To do: Reproduce the following listing word for word, with every line in its original order.

>> begin Task inputs

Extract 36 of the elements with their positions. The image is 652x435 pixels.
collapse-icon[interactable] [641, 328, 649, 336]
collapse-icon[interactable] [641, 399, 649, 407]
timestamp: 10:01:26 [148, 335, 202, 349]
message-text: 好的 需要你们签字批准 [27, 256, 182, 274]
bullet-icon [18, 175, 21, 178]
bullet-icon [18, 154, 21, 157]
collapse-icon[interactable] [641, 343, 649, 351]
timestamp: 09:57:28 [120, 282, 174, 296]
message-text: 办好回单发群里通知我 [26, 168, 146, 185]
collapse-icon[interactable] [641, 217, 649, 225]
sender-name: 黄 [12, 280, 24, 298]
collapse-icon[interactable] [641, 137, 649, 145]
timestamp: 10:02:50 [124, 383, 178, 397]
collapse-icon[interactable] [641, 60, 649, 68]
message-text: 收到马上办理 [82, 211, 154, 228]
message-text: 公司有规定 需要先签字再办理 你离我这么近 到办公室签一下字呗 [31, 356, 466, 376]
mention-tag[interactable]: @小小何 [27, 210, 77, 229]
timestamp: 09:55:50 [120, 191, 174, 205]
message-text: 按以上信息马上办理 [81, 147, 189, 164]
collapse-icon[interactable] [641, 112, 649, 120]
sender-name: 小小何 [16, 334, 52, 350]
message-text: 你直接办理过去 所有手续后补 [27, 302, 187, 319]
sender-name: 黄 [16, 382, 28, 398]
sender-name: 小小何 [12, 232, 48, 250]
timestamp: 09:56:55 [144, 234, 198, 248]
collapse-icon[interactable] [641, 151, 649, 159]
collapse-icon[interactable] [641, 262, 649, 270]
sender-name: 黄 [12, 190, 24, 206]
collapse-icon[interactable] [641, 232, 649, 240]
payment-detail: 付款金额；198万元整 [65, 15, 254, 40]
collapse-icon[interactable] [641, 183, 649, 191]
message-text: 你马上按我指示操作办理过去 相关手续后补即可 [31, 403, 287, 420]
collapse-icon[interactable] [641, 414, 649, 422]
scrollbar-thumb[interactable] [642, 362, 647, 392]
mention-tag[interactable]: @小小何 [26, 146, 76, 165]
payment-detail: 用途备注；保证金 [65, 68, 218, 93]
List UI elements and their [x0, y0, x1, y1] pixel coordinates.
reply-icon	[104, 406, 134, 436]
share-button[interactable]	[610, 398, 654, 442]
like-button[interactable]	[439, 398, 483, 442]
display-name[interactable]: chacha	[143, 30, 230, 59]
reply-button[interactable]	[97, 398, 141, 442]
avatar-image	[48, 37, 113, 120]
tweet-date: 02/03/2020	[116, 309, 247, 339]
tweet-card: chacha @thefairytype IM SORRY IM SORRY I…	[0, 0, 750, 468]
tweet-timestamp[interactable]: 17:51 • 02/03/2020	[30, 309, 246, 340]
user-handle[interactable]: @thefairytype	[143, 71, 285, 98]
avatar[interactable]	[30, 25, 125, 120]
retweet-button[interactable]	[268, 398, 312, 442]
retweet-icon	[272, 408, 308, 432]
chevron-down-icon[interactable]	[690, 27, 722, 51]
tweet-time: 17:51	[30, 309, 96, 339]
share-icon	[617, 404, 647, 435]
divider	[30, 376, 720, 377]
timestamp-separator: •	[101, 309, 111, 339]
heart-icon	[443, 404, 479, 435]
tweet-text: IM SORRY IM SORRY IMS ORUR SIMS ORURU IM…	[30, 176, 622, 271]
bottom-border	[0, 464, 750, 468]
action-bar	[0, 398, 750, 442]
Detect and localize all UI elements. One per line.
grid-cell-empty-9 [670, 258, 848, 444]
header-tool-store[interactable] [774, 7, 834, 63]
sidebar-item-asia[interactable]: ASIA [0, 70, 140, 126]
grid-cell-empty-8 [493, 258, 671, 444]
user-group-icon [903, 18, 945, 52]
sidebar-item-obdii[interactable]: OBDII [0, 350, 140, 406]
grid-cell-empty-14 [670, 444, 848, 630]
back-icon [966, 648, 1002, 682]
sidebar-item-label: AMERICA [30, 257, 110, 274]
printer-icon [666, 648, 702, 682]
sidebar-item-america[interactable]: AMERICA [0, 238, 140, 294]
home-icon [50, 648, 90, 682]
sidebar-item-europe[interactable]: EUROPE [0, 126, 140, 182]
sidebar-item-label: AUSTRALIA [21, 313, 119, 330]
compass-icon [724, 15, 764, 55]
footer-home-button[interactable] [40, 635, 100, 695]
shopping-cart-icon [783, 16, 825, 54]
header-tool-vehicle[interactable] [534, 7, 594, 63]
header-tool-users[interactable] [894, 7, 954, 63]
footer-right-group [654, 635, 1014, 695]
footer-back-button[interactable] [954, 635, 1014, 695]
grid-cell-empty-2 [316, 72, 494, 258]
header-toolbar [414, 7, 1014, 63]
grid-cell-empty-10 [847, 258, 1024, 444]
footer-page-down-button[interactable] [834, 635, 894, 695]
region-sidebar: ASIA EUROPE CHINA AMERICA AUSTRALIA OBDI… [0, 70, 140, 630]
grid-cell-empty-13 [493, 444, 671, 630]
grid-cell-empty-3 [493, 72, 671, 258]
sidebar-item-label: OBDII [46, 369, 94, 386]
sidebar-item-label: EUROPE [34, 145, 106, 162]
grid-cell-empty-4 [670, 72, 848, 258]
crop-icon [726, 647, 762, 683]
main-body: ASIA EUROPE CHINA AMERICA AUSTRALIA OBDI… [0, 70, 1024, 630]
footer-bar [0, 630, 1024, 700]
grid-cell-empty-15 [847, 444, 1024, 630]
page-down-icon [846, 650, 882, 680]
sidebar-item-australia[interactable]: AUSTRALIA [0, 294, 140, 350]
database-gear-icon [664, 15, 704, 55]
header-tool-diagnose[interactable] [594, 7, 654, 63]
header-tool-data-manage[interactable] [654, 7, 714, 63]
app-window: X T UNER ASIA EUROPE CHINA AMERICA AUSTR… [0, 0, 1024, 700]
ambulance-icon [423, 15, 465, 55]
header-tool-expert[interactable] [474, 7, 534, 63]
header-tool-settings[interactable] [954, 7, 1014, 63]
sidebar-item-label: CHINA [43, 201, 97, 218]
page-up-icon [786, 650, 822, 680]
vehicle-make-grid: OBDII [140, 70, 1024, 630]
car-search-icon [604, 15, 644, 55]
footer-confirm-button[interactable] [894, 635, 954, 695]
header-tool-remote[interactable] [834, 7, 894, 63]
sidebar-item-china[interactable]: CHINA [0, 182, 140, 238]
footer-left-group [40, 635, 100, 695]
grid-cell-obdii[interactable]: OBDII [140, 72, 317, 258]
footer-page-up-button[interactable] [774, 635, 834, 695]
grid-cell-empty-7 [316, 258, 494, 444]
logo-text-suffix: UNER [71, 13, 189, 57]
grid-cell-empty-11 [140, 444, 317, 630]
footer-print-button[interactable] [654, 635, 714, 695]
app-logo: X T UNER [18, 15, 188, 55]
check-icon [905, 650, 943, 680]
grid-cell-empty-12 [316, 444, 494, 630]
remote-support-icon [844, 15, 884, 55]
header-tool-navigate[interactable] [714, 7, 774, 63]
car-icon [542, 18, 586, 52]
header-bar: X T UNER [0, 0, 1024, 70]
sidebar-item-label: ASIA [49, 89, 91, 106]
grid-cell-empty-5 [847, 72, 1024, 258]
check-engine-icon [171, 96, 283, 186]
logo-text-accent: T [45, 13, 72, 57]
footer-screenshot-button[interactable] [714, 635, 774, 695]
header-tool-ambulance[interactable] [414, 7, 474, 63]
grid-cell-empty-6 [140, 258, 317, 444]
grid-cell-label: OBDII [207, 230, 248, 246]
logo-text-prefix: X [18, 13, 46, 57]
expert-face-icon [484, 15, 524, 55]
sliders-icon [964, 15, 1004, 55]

>> end Task inputs

Solution below:
Extract 36 of the elements with their positions. The image is 652x435 pixels.
collapse-icon[interactable] [641, 328, 649, 336]
collapse-icon[interactable] [641, 399, 649, 407]
timestamp: 10:01:26 [148, 335, 202, 349]
message-text: 好的 需要你们签字批准 [27, 256, 182, 274]
bullet-icon [18, 175, 21, 178]
bullet-icon [18, 154, 21, 157]
collapse-icon[interactable] [641, 343, 649, 351]
timestamp: 09:57:28 [120, 282, 174, 296]
message-text: 办好回单发群里通知我 [26, 168, 146, 185]
collapse-icon[interactable] [641, 217, 649, 225]
sender-name: 黄 [12, 280, 24, 298]
collapse-icon[interactable] [641, 137, 649, 145]
timestamp: 10:02:50 [124, 383, 178, 397]
collapse-icon[interactable] [641, 60, 649, 68]
message-text: 收到马上办理 [82, 211, 154, 228]
message-text: 公司有规定 需要先签字再办理 你离我这么近 到办公室签一下字呗 [31, 356, 466, 376]
mention-tag[interactable]: @小小何 [27, 210, 77, 229]
timestamp: 09:55:50 [120, 191, 174, 205]
message-text: 按以上信息马上办理 [81, 147, 189, 164]
collapse-icon[interactable] [641, 112, 649, 120]
sender-name: 小小何 [16, 334, 52, 350]
message-text: 你直接办理过去 所有手续后补 [27, 302, 187, 319]
sender-name: 黄 [16, 382, 28, 398]
sender-name: 小小何 [12, 232, 48, 250]
timestamp: 09:56:55 [144, 234, 198, 248]
collapse-icon[interactable] [641, 151, 649, 159]
collapse-icon[interactable] [641, 262, 649, 270]
sender-name: 黄 [12, 190, 24, 206]
collapse-icon[interactable] [641, 232, 649, 240]
payment-detail: 付款金额；198万元整 [65, 15, 254, 40]
collapse-icon[interactable] [641, 183, 649, 191]
message-text: 你马上按我指示操作办理过去 相关手续后补即可 [31, 403, 287, 420]
collapse-icon[interactable] [641, 414, 649, 422]
scrollbar-thumb[interactable] [642, 362, 647, 392]
mention-tag[interactable]: @小小何 [26, 146, 76, 165]
payment-detail: 用途备注；保证金 [65, 68, 218, 93]
List UI elements and their [x0, y0, x1, y1] pixel coordinates.
reply-icon	[104, 406, 134, 436]
share-button[interactable]	[610, 398, 654, 442]
like-button[interactable]	[439, 398, 483, 442]
display-name[interactable]: chacha	[143, 30, 230, 59]
reply-button[interactable]	[97, 398, 141, 442]
avatar-image	[48, 37, 113, 120]
tweet-date: 02/03/2020	[116, 309, 247, 339]
tweet-card: chacha @thefairytype IM SORRY IM SORRY I…	[0, 0, 750, 468]
tweet-timestamp[interactable]: 17:51 • 02/03/2020	[30, 309, 246, 340]
user-handle[interactable]: @thefairytype	[143, 71, 285, 98]
avatar[interactable]	[30, 25, 125, 120]
retweet-button[interactable]	[268, 398, 312, 442]
retweet-icon	[272, 408, 308, 432]
chevron-down-icon[interactable]	[690, 27, 722, 51]
tweet-time: 17:51	[30, 309, 96, 339]
share-icon	[617, 404, 647, 435]
divider	[30, 376, 720, 377]
timestamp-separator: •	[101, 309, 111, 339]
heart-icon	[443, 404, 479, 435]
tweet-text: IM SORRY IM SORRY IMS ORUR SIMS ORURU IM…	[30, 176, 622, 271]
bottom-border	[0, 464, 750, 468]
action-bar	[0, 398, 750, 442]
Detect and localize all UI elements. One per line.
grid-cell-empty-9 [670, 258, 848, 444]
header-tool-store[interactable] [774, 7, 834, 63]
sidebar-item-asia[interactable]: ASIA [0, 70, 140, 126]
grid-cell-empty-8 [493, 258, 671, 444]
user-group-icon [903, 18, 945, 52]
sidebar-item-obdii[interactable]: OBDII [0, 350, 140, 406]
grid-cell-empty-14 [670, 444, 848, 630]
back-icon [966, 648, 1002, 682]
sidebar-item-label: AMERICA [30, 257, 110, 274]
printer-icon [666, 648, 702, 682]
sidebar-item-america[interactable]: AMERICA [0, 238, 140, 294]
home-icon [50, 648, 90, 682]
sidebar-item-europe[interactable]: EUROPE [0, 126, 140, 182]
sidebar-item-label: AUSTRALIA [21, 313, 119, 330]
compass-icon [724, 15, 764, 55]
footer-home-button[interactable] [40, 635, 100, 695]
shopping-cart-icon [783, 16, 825, 54]
header-tool-vehicle[interactable] [534, 7, 594, 63]
header-tool-users[interactable] [894, 7, 954, 63]
footer-right-group [654, 635, 1014, 695]
footer-back-button[interactable] [954, 635, 1014, 695]
grid-cell-empty-2 [316, 72, 494, 258]
header-toolbar [414, 7, 1014, 63]
grid-cell-empty-10 [847, 258, 1024, 444]
footer-page-down-button[interactable] [834, 635, 894, 695]
region-sidebar: ASIA EUROPE CHINA AMERICA AUSTRALIA OBDI… [0, 70, 140, 630]
grid-cell-empty-13 [493, 444, 671, 630]
grid-cell-empty-3 [493, 72, 671, 258]
sidebar-item-label: OBDII [46, 369, 94, 386]
sidebar-item-label: EUROPE [34, 145, 106, 162]
grid-cell-empty-4 [670, 72, 848, 258]
crop-icon [726, 647, 762, 683]
main-body: ASIA EUROPE CHINA AMERICA AUSTRALIA OBDI… [0, 70, 1024, 630]
footer-bar [0, 630, 1024, 700]
grid-cell-empty-15 [847, 444, 1024, 630]
page-down-icon [846, 650, 882, 680]
sidebar-item-australia[interactable]: AUSTRALIA [0, 294, 140, 350]
database-gear-icon [664, 15, 704, 55]
header-tool-diagnose[interactable] [594, 7, 654, 63]
header-tool-data-manage[interactable] [654, 7, 714, 63]
app-window: X T UNER ASIA EUROPE CHINA AMERICA AUSTR… [0, 0, 1024, 700]
ambulance-icon [423, 15, 465, 55]
header-tool-expert[interactable] [474, 7, 534, 63]
header-tool-settings[interactable] [954, 7, 1014, 63]
sidebar-item-label: CHINA [43, 201, 97, 218]
page-up-icon [786, 650, 822, 680]
vehicle-make-grid: OBDII [140, 70, 1024, 630]
car-search-icon [604, 15, 644, 55]
footer-confirm-button[interactable] [894, 635, 954, 695]
header-tool-remote[interactable] [834, 7, 894, 63]
sidebar-item-china[interactable]: CHINA [0, 182, 140, 238]
footer-left-group [40, 635, 100, 695]
grid-cell-obdii[interactable]: OBDII [140, 72, 317, 258]
footer-page-up-button[interactable] [774, 635, 834, 695]
grid-cell-empty-7 [316, 258, 494, 444]
logo-text-suffix: UNER [71, 13, 189, 57]
grid-cell-empty-11 [140, 444, 317, 630]
footer-print-button[interactable] [654, 635, 714, 695]
app-logo: X T UNER [18, 15, 188, 55]
check-icon [905, 650, 943, 680]
grid-cell-empty-12 [316, 444, 494, 630]
remote-support-icon [844, 15, 884, 55]
header-tool-navigate[interactable] [714, 7, 774, 63]
car-icon [542, 18, 586, 52]
header-bar: X T UNER [0, 0, 1024, 70]
sidebar-item-label: ASIA [49, 89, 91, 106]
grid-cell-empty-5 [847, 72, 1024, 258]
check-engine-icon [171, 96, 283, 186]
logo-text-accent: T [45, 13, 72, 57]
footer-screenshot-button[interactable] [714, 635, 774, 695]
header-tool-ambulance[interactable] [414, 7, 474, 63]
grid-cell-empty-6 [140, 258, 317, 444]
grid-cell-label: OBDII [207, 230, 248, 246]
logo-text-prefix: X [18, 13, 46, 57]
expert-face-icon [484, 15, 524, 55]
sliders-icon [964, 15, 1004, 55]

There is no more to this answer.